(Data excerpts)
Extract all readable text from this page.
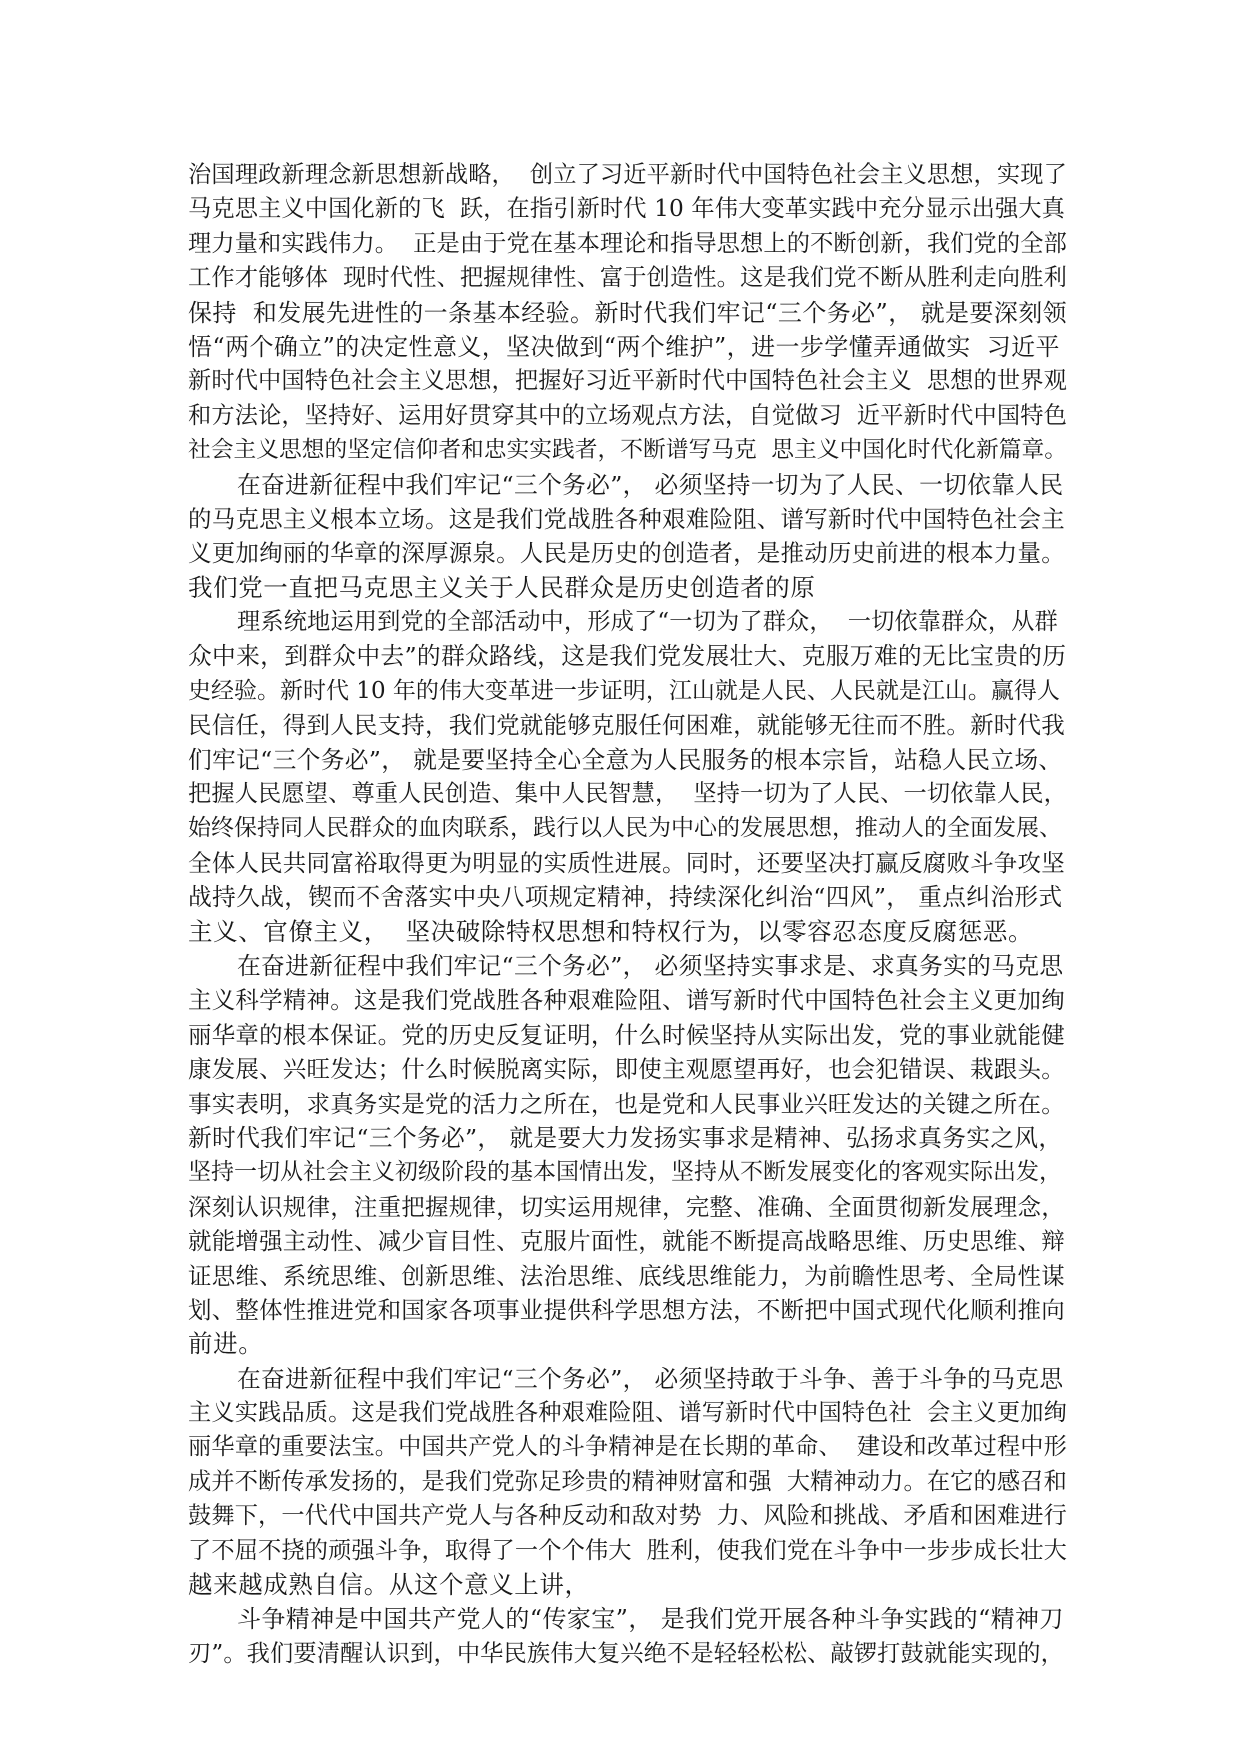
治国理政新理念新思想新战略，  创立了习近平新时代中国特色社会主义思想，实现了
马克思主义中国化新的飞  跃，在指引新时代 10 年伟大变革实践中充分显示出强大真
理力量和实践伟力。  正是由于党在基本理论和指导思想上的不断创新，我们党的全部
工作才能够体  现时代性、把握规律性、富于创造性。这是我们党不断从胜利走向胜利
保持  和发展先进性的一条基本经验。新时代我们牢记“三个务必”， 就是要深刻领
悟“两个确立”的决定性意义，坚决做到“两个维护”，进一步学懂弄通做实  习近平
新时代中国特色社会主义思想，把握好习近平新时代中国特色社会主义  思想的世界观
和方法论，坚持好、运用好贯穿其中的立场观点方法，自觉做习  近平新时代中国特色
社会主义思想的坚定信仰者和忠实实践者，不断谱写马克  思主义中国化时代化新篇章。
在奋进新征程中我们牢记“三个务必”， 必须坚持一切为了人民、一切依靠人民
的马克思主义根本立场。这是我们党战胜各种艰难险阻、谱写新时代中国特色社会主
义更加绚丽的华章的深厚源泉。人民是历史的创造者，是推动历史前进的根本力量。
我们党一直把马克思主义关于人民群众是历史创造者的原
理系统地运用到党的全部活动中，形成了“一切为了群众，  一切依靠群众，从群
众中来，到群众中去”的群众路线，这是我们党发展壮大、克服万难的无比宝贵的历
史经验。新时代 10 年的伟大变革进一步证明，江山就是人民、人民就是江山。赢得人
民信任，得到人民支持，我们党就能够克服任何困难，就能够无往而不胜。新时代我
们牢记“三个务必”， 就是要坚持全心全意为人民服务的根本宗旨，站稳人民立场、
把握人民愿望、尊重人民创造、集中人民智慧，  坚持一切为了人民、一切依靠人民，
始终保持同人民群众的血肉联系，践行以人民为中心的发展思想，推动人的全面发展、
全体人民共同富裕取得更为明显的实质性进展。同时，还要坚决打赢反腐败斗争攻坚
战持久战，锲而不舍落实中央八项规定精神，持续深化纠治“四风”， 重点纠治形式
主义、官僚主义，  坚决破除特权思想和特权行为，以零容忍态度反腐惩恶。
在奋进新征程中我们牢记“三个务必”， 必须坚持实事求是、求真务实的马克思
主义科学精神。这是我们党战胜各种艰难险阻、谱写新时代中国特色社会主义更加绚
丽华章的根本保证。党的历史反复证明，什么时候坚持从实际出发，党的事业就能健
康发展、兴旺发达；什么时候脱离实际，即使主观愿望再好，也会犯错误、栽跟头。
事实表明，求真务实是党的活力之所在，也是党和人民事业兴旺发达的关键之所在。
新时代我们牢记“三个务必”， 就是要大力发扬实事求是精神、弘扬求真务实之风，
坚持一切从社会主义初级阶段的基本国情出发，坚持从不断发展变化的客观实际出发，
深刻认识规律，注重把握规律，切实运用规律，完整、准确、全面贯彻新发展理念，
就能增强主动性、减少盲目性、克服片面性，就能不断提高战略思维、历史思维、辩
证思维、系统思维、创新思维、法治思维、底线思维能力，为前瞻性思考、全局性谋
划、整体性推进党和国家各项事业提供科学思想方法，不断把中国式现代化顺利推向
前进。
在奋进新征程中我们牢记“三个务必”， 必须坚持敢于斗争、善于斗争的马克思
主义实践品质。这是我们党战胜各种艰难险阻、谱写新时代中国特色社  会主义更加绚
丽华章的重要法宝。中国共产党人的斗争精神是在长期的革命、  建设和改革过程中形
成并不断传承发扬的，是我们党弥足珍贵的精神财富和强  大精神动力。在它的感召和
鼓舞下，一代代中国共产党人与各种反动和敌对势  力、风险和挑战、矛盾和困难进行
了不屈不挠的顽强斗争，取得了一个个伟大  胜利，使我们党在斗争中一步步成长壮大
越来越成熟自信。从这个意义上讲，
斗争精神是中国共产党人的“传家宝”， 是我们党开展各种斗争实践的“精神刀
刃”。我们要清醒认识到，中华民族伟大复兴绝不是轻轻松松、敲锣打鼓就能实现的，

#### Do this
Return the material word for word. Pictures are not part of the copy.

#### Exercise result
Extract all readable text from this page.
治国理政新理念新思想新战略，  创立了习近平新时代中国特色社会主义思想，实现了
马克思主义中国化新的飞  跃，在指引新时代 10 年伟大变革实践中充分显示出强大真
理力量和实践伟力。  正是由于党在基本理论和指导思想上的不断创新，我们党的全部
工作才能够体  现时代性、把握规律性、富于创造性。这是我们党不断从胜利走向胜利
保持  和发展先进性的一条基本经验。新时代我们牢记“三个务必”， 就是要深刻领
悟“两个确立”的决定性意义，坚决做到“两个维护”，进一步学懂弄通做实  习近平
新时代中国特色社会主义思想，把握好习近平新时代中国特色社会主义  思想的世界观
和方法论，坚持好、运用好贯穿其中的立场观点方法，自觉做习  近平新时代中国特色
社会主义思想的坚定信仰者和忠实实践者，不断谱写马克  思主义中国化时代化新篇章。
在奋进新征程中我们牢记“三个务必”， 必须坚持一切为了人民、一切依靠人民
的马克思主义根本立场。这是我们党战胜各种艰难险阻、谱写新时代中国特色社会主
义更加绚丽的华章的深厚源泉。人民是历史的创造者，是推动历史前进的根本力量。
我们党一直把马克思主义关于人民群众是历史创造者的原
理系统地运用到党的全部活动中，形成了“一切为了群众，  一切依靠群众，从群
众中来，到群众中去”的群众路线，这是我们党发展壮大、克服万难的无比宝贵的历
史经验。新时代 10 年的伟大变革进一步证明，江山就是人民、人民就是江山。赢得人
民信任，得到人民支持，我们党就能够克服任何困难，就能够无往而不胜。新时代我
们牢记“三个务必”， 就是要坚持全心全意为人民服务的根本宗旨，站稳人民立场、
把握人民愿望、尊重人民创造、集中人民智慧，  坚持一切为了人民、一切依靠人民，
始终保持同人民群众的血肉联系，践行以人民为中心的发展思想，推动人的全面发展、
全体人民共同富裕取得更为明显的实质性进展。同时，还要坚决打赢反腐败斗争攻坚
战持久战，锲而不舍落实中央八项规定精神，持续深化纠治“四风”， 重点纠治形式
主义、官僚主义，  坚决破除特权思想和特权行为，以零容忍态度反腐惩恶。
在奋进新征程中我们牢记“三个务必”， 必须坚持实事求是、求真务实的马克思
主义科学精神。这是我们党战胜各种艰难险阻、谱写新时代中国特色社会主义更加绚
丽华章的根本保证。党的历史反复证明，什么时候坚持从实际出发，党的事业就能健
康发展、兴旺发达；什么时候脱离实际，即使主观愿望再好，也会犯错误、栽跟头。
事实表明，求真务实是党的活力之所在，也是党和人民事业兴旺发达的关键之所在。
新时代我们牢记“三个务必”， 就是要大力发扬实事求是精神、弘扬求真务实之风，
坚持一切从社会主义初级阶段的基本国情出发，坚持从不断发展变化的客观实际出发，
深刻认识规律，注重把握规律，切实运用规律，完整、准确、全面贯彻新发展理念，
就能增强主动性、减少盲目性、克服片面性，就能不断提高战略思维、历史思维、辩
证思维、系统思维、创新思维、法治思维、底线思维能力，为前瞻性思考、全局性谋
划、整体性推进党和国家各项事业提供科学思想方法，不断把中国式现代化顺利推向
前进。
在奋进新征程中我们牢记“三个务必”， 必须坚持敢于斗争、善于斗争的马克思
主义实践品质。这是我们党战胜各种艰难险阻、谱写新时代中国特色社  会主义更加绚
丽华章的重要法宝。中国共产党人的斗争精神是在长期的革命、  建设和改革过程中形
成并不断传承发扬的，是我们党弥足珍贵的精神财富和强  大精神动力。在它的感召和
鼓舞下，一代代中国共产党人与各种反动和敌对势  力、风险和挑战、矛盾和困难进行
了不屈不挠的顽强斗争，取得了一个个伟大  胜利，使我们党在斗争中一步步成长壮大
越来越成熟自信。从这个意义上讲，
斗争精神是中国共产党人的“传家宝”， 是我们党开展各种斗争实践的“精神刀
刃”。我们要清醒认识到，中华民族伟大复兴绝不是轻轻松松、敲锣打鼓就能实现的，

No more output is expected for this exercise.